### EXERCISE DIRECTIONS
Transcribe the records that follow, preserving every word.

· · · ·

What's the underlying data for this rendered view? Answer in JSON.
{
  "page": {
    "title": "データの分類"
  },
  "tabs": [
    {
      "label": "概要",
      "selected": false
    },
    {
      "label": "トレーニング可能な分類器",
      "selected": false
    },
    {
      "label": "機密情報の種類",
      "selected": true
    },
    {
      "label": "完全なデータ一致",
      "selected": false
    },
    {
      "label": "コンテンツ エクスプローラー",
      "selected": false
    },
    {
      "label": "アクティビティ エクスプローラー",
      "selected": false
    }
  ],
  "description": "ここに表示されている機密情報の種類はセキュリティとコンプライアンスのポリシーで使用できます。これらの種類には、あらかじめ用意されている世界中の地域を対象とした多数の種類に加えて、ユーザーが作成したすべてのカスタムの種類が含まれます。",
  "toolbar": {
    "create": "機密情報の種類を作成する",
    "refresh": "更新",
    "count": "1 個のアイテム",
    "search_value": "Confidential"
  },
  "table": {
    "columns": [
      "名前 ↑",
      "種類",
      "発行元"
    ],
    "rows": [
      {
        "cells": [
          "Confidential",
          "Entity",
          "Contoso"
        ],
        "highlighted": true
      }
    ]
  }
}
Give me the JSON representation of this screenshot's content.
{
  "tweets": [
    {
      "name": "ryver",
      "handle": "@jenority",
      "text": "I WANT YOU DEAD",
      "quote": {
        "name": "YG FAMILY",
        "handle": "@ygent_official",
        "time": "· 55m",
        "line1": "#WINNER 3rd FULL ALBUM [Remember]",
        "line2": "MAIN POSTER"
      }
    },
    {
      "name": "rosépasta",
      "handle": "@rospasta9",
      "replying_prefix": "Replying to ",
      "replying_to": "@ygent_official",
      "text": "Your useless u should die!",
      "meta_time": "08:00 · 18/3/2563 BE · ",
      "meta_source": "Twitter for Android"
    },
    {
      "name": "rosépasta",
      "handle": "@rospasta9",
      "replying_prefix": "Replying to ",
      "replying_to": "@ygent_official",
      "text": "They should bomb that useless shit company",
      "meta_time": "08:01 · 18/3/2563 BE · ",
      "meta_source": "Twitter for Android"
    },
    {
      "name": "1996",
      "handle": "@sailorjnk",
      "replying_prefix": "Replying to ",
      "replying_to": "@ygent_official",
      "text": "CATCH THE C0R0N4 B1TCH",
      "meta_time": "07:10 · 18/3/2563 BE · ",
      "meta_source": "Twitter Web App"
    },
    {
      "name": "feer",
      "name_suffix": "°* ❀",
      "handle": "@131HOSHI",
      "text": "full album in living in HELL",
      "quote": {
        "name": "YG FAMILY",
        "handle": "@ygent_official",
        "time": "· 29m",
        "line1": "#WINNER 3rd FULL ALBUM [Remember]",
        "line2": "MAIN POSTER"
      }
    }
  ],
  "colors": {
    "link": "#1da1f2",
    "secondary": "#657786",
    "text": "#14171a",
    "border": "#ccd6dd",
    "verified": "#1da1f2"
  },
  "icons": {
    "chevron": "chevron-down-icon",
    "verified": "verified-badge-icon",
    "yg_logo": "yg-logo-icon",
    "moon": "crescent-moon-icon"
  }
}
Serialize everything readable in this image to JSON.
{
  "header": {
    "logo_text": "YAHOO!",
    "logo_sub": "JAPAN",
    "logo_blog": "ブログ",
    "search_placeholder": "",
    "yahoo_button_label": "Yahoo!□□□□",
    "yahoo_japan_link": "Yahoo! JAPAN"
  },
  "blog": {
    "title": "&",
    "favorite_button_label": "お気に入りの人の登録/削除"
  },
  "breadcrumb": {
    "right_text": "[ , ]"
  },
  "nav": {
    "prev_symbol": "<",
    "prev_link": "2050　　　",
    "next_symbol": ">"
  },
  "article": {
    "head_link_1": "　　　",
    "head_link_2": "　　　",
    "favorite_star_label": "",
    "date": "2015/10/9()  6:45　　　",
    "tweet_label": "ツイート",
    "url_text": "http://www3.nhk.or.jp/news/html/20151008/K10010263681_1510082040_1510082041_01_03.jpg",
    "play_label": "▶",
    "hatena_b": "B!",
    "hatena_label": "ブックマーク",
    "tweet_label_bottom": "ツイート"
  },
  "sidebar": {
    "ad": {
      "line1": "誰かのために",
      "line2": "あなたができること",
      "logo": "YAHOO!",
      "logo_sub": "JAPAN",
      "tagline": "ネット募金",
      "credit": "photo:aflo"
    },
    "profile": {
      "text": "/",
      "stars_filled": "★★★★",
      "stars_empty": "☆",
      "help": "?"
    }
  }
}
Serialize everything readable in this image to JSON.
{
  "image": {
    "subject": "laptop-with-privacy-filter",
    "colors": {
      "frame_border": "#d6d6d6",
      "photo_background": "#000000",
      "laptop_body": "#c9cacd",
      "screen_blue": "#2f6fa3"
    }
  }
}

· · · ·

### TASK SOLUTION
What's the underlying data for this rendered view? Answer in JSON.
{
  "page": {
    "title": "データの分類"
  },
  "tabs": [
    {
      "label": "概要",
      "selected": false
    },
    {
      "label": "トレーニング可能な分類器",
      "selected": false
    },
    {
      "label": "機密情報の種類",
      "selected": true
    },
    {
      "label": "完全なデータ一致",
      "selected": false
    },
    {
      "label": "コンテンツ エクスプローラー",
      "selected": false
    },
    {
      "label": "アクティビティ エクスプローラー",
      "selected": false
    }
  ],
  "description": "ここに表示されている機密情報の種類はセキュリティとコンプライアンスのポリシーで使用できます。これらの種類には、あらかじめ用意されている世界中の地域を対象とした多数の種類に加えて、ユーザーが作成したすべてのカスタムの種類が含まれます。",
  "toolbar": {
    "create": "機密情報の種類を作成する",
    "refresh": "更新",
    "count": "1 個のアイテム",
    "search_value": "Confidential"
  },
  "table": {
    "columns": [
      "名前 ↑",
      "種類",
      "発行元"
    ],
    "rows": [
      {
        "cells": [
          "Confidential",
          "Entity",
          "Contoso"
        ],
        "highlighted": true
      }
    ]
  }
}
Give me the JSON representation of this screenshot's content.
{
  "tweets": [
    {
      "name": "ryver",
      "handle": "@jenority",
      "text": "I WANT YOU DEAD",
      "quote": {
        "name": "YG FAMILY",
        "handle": "@ygent_official",
        "time": "· 55m",
        "line1": "#WINNER 3rd FULL ALBUM [Remember]",
        "line2": "MAIN POSTER"
      }
    },
    {
      "name": "rosépasta",
      "handle": "@rospasta9",
      "replying_prefix": "Replying to ",
      "replying_to": "@ygent_official",
      "text": "Your useless u should die!",
      "meta_time": "08:00 · 18/3/2563 BE · ",
      "meta_source": "Twitter for Android"
    },
    {
      "name": "rosépasta",
      "handle": "@rospasta9",
      "replying_prefix": "Replying to ",
      "replying_to": "@ygent_official",
      "text": "They should bomb that useless shit company",
      "meta_time": "08:01 · 18/3/2563 BE · ",
      "meta_source": "Twitter for Android"
    },
    {
      "name": "1996",
      "handle": "@sailorjnk",
      "replying_prefix": "Replying to ",
      "replying_to": "@ygent_official",
      "text": "CATCH THE C0R0N4 B1TCH",
      "meta_time": "07:10 · 18/3/2563 BE · ",
      "meta_source": "Twitter Web App"
    },
    {
      "name": "feer",
      "name_suffix": "°* ❀",
      "handle": "@131HOSHI",
      "text": "full album in living in HELL",
      "quote": {
        "name": "YG FAMILY",
        "handle": "@ygent_official",
        "time": "· 29m",
        "line1": "#WINNER 3rd FULL ALBUM [Remember]",
        "line2": "MAIN POSTER"
      }
    }
  ],
  "colors": {
    "link": "#1da1f2",
    "secondary": "#657786",
    "text": "#14171a",
    "border": "#ccd6dd",
    "verified": "#1da1f2"
  },
  "icons": {
    "chevron": "chevron-down-icon",
    "verified": "verified-badge-icon",
    "yg_logo": "yg-logo-icon",
    "moon": "crescent-moon-icon"
  }
}
Serialize everything readable in this image to JSON.
{
  "header": {
    "logo_text": "YAHOO!",
    "logo_sub": "JAPAN",
    "logo_blog": "ブログ",
    "search_placeholder": "",
    "yahoo_button_label": "Yahoo!□□□□",
    "yahoo_japan_link": "Yahoo! JAPAN"
  },
  "blog": {
    "title": "&",
    "favorite_button_label": "お気に入りの人の登録/削除"
  },
  "breadcrumb": {
    "right_text": "[ , ]"
  },
  "nav": {
    "prev_symbol": "<",
    "prev_link": "2050　　　",
    "next_symbol": ">"
  },
  "article": {
    "head_link_1": "　　　",
    "head_link_2": "　　　",
    "favorite_star_label": "",
    "date": "2015/10/9()  6:45　　　",
    "tweet_label": "ツイート",
    "url_text": "http://www3.nhk.or.jp/news/html/20151008/K10010263681_1510082040_1510082041_01_03.jpg",
    "play_label": "▶",
    "hatena_b": "B!",
    "hatena_label": "ブックマーク",
    "tweet_label_bottom": "ツイート"
  },
  "sidebar": {
    "ad": {
      "line1": "誰かのために",
      "line2": "あなたができること",
      "logo": "YAHOO!",
      "logo_sub": "JAPAN",
      "tagline": "ネット募金",
      "credit": "photo:aflo"
    },
    "profile": {
      "text": "/",
      "stars_filled": "★★★★",
      "stars_empty": "☆",
      "help": "?"
    }
  }
}
Serialize everything readable in this image to JSON.
{
  "image": {
    "subject": "laptop-with-privacy-filter",
    "colors": {
      "frame_border": "#d6d6d6",
      "photo_background": "#000000",
      "laptop_body": "#c9cacd",
      "screen_blue": "#2f6fa3"
    }
  }
}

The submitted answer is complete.